- _Listed records_

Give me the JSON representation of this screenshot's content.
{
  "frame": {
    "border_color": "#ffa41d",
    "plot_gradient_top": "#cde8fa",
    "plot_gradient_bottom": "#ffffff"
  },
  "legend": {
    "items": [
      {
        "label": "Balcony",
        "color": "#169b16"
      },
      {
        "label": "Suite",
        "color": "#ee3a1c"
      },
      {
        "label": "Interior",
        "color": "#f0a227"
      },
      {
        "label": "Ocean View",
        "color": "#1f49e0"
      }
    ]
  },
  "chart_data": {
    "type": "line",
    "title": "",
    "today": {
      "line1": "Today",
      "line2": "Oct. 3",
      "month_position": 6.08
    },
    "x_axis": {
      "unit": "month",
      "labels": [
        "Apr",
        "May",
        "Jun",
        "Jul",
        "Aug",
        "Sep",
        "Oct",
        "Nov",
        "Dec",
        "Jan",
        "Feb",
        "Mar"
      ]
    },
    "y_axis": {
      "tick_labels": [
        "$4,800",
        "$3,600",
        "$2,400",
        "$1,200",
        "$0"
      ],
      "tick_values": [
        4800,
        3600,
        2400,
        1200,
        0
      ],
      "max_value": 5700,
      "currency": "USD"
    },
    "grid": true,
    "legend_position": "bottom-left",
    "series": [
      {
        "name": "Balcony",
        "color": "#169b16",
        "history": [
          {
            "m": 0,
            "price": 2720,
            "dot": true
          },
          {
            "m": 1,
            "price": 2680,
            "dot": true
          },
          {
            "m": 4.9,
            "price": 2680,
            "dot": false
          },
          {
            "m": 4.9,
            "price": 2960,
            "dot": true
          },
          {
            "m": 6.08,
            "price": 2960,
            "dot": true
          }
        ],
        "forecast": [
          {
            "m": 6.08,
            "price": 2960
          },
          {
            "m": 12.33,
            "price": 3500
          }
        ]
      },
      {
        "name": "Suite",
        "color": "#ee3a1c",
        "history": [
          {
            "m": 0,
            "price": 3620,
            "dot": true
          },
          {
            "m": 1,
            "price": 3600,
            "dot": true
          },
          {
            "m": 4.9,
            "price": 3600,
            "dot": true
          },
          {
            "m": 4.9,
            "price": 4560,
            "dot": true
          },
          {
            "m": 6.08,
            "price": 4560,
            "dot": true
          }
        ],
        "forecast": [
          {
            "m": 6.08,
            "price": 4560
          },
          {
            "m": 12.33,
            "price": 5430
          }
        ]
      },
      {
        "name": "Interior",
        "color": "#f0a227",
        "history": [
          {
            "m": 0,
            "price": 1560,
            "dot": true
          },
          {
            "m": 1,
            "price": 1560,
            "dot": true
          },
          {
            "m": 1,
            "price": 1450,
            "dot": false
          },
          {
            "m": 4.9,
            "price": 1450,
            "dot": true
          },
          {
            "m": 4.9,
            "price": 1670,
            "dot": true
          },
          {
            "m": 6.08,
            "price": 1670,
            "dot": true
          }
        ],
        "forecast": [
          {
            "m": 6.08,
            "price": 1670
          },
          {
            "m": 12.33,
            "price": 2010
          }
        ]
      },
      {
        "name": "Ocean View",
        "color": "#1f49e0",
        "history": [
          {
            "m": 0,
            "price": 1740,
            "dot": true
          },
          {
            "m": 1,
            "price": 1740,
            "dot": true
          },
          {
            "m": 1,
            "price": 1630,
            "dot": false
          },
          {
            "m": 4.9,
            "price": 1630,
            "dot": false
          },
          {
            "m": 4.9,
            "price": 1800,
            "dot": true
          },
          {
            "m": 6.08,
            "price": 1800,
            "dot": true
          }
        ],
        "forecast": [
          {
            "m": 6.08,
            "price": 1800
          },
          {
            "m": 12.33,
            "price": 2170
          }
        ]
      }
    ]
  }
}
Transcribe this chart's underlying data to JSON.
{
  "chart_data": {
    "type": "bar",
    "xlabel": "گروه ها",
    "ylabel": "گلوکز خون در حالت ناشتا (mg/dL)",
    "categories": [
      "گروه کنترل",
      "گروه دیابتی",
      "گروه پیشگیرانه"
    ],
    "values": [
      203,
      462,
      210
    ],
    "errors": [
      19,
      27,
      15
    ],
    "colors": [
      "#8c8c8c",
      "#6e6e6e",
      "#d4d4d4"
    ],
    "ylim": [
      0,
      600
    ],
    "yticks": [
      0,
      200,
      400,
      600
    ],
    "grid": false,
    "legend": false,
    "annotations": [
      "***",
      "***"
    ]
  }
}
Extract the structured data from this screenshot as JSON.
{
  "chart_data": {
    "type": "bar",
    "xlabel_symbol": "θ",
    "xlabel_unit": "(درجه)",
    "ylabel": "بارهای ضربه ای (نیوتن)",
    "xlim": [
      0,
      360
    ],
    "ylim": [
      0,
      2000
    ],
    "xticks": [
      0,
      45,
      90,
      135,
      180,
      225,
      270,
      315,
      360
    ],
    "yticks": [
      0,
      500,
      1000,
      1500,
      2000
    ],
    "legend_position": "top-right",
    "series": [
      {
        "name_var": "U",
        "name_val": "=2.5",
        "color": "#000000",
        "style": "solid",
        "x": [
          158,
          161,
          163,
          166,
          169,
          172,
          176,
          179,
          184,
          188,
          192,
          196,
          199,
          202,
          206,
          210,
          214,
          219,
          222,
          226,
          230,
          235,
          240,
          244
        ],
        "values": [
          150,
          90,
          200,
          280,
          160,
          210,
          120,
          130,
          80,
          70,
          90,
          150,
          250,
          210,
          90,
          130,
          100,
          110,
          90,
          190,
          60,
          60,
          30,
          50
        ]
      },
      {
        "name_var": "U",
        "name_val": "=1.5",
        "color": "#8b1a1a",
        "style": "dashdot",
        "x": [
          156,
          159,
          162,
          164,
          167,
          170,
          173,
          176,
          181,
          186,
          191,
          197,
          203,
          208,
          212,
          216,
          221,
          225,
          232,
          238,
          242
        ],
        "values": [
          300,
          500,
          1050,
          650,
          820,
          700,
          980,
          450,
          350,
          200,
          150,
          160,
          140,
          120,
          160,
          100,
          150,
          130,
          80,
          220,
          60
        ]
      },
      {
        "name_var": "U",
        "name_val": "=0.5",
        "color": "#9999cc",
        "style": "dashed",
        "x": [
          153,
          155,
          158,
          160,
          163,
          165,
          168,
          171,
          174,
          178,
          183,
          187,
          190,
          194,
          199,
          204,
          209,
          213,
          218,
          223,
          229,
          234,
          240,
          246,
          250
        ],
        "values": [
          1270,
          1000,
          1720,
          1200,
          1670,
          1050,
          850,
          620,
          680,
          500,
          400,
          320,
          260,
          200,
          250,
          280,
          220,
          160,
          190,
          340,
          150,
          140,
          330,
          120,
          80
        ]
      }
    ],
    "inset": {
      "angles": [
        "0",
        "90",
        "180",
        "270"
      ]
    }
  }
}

- _Your task_
Nothing should be changed: write out all of the data as is.

- _Reply_
Give me the JSON representation of this screenshot's content.
{
  "frame": {
    "border_color": "#ffa41d",
    "plot_gradient_top": "#cde8fa",
    "plot_gradient_bottom": "#ffffff"
  },
  "legend": {
    "items": [
      {
        "label": "Balcony",
        "color": "#169b16"
      },
      {
        "label": "Suite",
        "color": "#ee3a1c"
      },
      {
        "label": "Interior",
        "color": "#f0a227"
      },
      {
        "label": "Ocean View",
        "color": "#1f49e0"
      }
    ]
  },
  "chart_data": {
    "type": "line",
    "title": "",
    "today": {
      "line1": "Today",
      "line2": "Oct. 3",
      "month_position": 6.08
    },
    "x_axis": {
      "unit": "month",
      "labels": [
        "Apr",
        "May",
        "Jun",
        "Jul",
        "Aug",
        "Sep",
        "Oct",
        "Nov",
        "Dec",
        "Jan",
        "Feb",
        "Mar"
      ]
    },
    "y_axis": {
      "tick_labels": [
        "$4,800",
        "$3,600",
        "$2,400",
        "$1,200",
        "$0"
      ],
      "tick_values": [
        4800,
        3600,
        2400,
        1200,
        0
      ],
      "max_value": 5700,
      "currency": "USD"
    },
    "grid": true,
    "legend_position": "bottom-left",
    "series": [
      {
        "name": "Balcony",
        "color": "#169b16",
        "history": [
          {
            "m": 0,
            "price": 2720,
            "dot": true
          },
          {
            "m": 1,
            "price": 2680,
            "dot": true
          },
          {
            "m": 4.9,
            "price": 2680,
            "dot": false
          },
          {
            "m": 4.9,
            "price": 2960,
            "dot": true
          },
          {
            "m": 6.08,
            "price": 2960,
            "dot": true
          }
        ],
        "forecast": [
          {
            "m": 6.08,
            "price": 2960
          },
          {
            "m": 12.33,
            "price": 3500
          }
        ]
      },
      {
        "name": "Suite",
        "color": "#ee3a1c",
        "history": [
          {
            "m": 0,
            "price": 3620,
            "dot": true
          },
          {
            "m": 1,
            "price": 3600,
            "dot": true
          },
          {
            "m": 4.9,
            "price": 3600,
            "dot": true
          },
          {
            "m": 4.9,
            "price": 4560,
            "dot": true
          },
          {
            "m": 6.08,
            "price": 4560,
            "dot": true
          }
        ],
        "forecast": [
          {
            "m": 6.08,
            "price": 4560
          },
          {
            "m": 12.33,
            "price": 5430
          }
        ]
      },
      {
        "name": "Interior",
        "color": "#f0a227",
        "history": [
          {
            "m": 0,
            "price": 1560,
            "dot": true
          },
          {
            "m": 1,
            "price": 1560,
            "dot": true
          },
          {
            "m": 1,
            "price": 1450,
            "dot": false
          },
          {
            "m": 4.9,
            "price": 1450,
            "dot": true
          },
          {
            "m": 4.9,
            "price": 1670,
            "dot": true
          },
          {
            "m": 6.08,
            "price": 1670,
            "dot": true
          }
        ],
        "forecast": [
          {
            "m": 6.08,
            "price": 1670
          },
          {
            "m": 12.33,
            "price": 2010
          }
        ]
      },
      {
        "name": "Ocean View",
        "color": "#1f49e0",
        "history": [
          {
            "m": 0,
            "price": 1740,
            "dot": true
          },
          {
            "m": 1,
            "price": 1740,
            "dot": true
          },
          {
            "m": 1,
            "price": 1630,
            "dot": false
          },
          {
            "m": 4.9,
            "price": 1630,
            "dot": false
          },
          {
            "m": 4.9,
            "price": 1800,
            "dot": true
          },
          {
            "m": 6.08,
            "price": 1800,
            "dot": true
          }
        ],
        "forecast": [
          {
            "m": 6.08,
            "price": 1800
          },
          {
            "m": 12.33,
            "price": 2170
          }
        ]
      }
    ]
  }
}
Transcribe this chart's underlying data to JSON.
{
  "chart_data": {
    "type": "bar",
    "xlabel": "گروه ها",
    "ylabel": "گلوکز خون در حالت ناشتا (mg/dL)",
    "categories": [
      "گروه کنترل",
      "گروه دیابتی",
      "گروه پیشگیرانه"
    ],
    "values": [
      203,
      462,
      210
    ],
    "errors": [
      19,
      27,
      15
    ],
    "colors": [
      "#8c8c8c",
      "#6e6e6e",
      "#d4d4d4"
    ],
    "ylim": [
      0,
      600
    ],
    "yticks": [
      0,
      200,
      400,
      600
    ],
    "grid": false,
    "legend": false,
    "annotations": [
      "***",
      "***"
    ]
  }
}
Extract the structured data from this screenshot as JSON.
{
  "chart_data": {
    "type": "bar",
    "xlabel_symbol": "θ",
    "xlabel_unit": "(درجه)",
    "ylabel": "بارهای ضربه ای (نیوتن)",
    "xlim": [
      0,
      360
    ],
    "ylim": [
      0,
      2000
    ],
    "xticks": [
      0,
      45,
      90,
      135,
      180,
      225,
      270,
      315,
      360
    ],
    "yticks": [
      0,
      500,
      1000,
      1500,
      2000
    ],
    "legend_position": "top-right",
    "series": [
      {
        "name_var": "U",
        "name_val": "=2.5",
        "color": "#000000",
        "style": "solid",
        "x": [
          158,
          161,
          163,
          166,
          169,
          172,
          176,
          179,
          184,
          188,
          192,
          196,
          199,
          202,
          206,
          210,
          214,
          219,
          222,
          226,
          230,
          235,
          240,
          244
        ],
        "values": [
          150,
          90,
          200,
          280,
          160,
          210,
          120,
          130,
          80,
          70,
          90,
          150,
          250,
          210,
          90,
          130,
          100,
          110,
          90,
          190,
          60,
          60,
          30,
          50
        ]
      },
      {
        "name_var": "U",
        "name_val": "=1.5",
        "color": "#8b1a1a",
        "style": "dashdot",
        "x": [
          156,
          159,
          162,
          164,
          167,
          170,
          173,
          176,
          181,
          186,
          191,
          197,
          203,
          208,
          212,
          216,
          221,
          225,
          232,
          238,
          242
        ],
        "values": [
          300,
          500,
          1050,
          650,
          820,
          700,
          980,
          450,
          350,
          200,
          150,
          160,
          140,
          120,
          160,
          100,
          150,
          130,
          80,
          220,
          60
        ]
      },
      {
        "name_var": "U",
        "name_val": "=0.5",
        "color": "#9999cc",
        "style": "dashed",
        "x": [
          153,
          155,
          158,
          160,
          163,
          165,
          168,
          171,
          174,
          178,
          183,
          187,
          190,
          194,
          199,
          204,
          209,
          213,
          218,
          223,
          229,
          234,
          240,
          246,
          250
        ],
        "values": [
          1270,
          1000,
          1720,
          1200,
          1670,
          1050,
          850,
          620,
          680,
          500,
          400,
          320,
          260,
          200,
          250,
          280,
          220,
          160,
          190,
          340,
          150,
          140,
          330,
          120,
          80
        ]
      }
    ],
    "inset": {
      "angles": [
        "0",
        "90",
        "180",
        "270"
      ]
    }
  }
}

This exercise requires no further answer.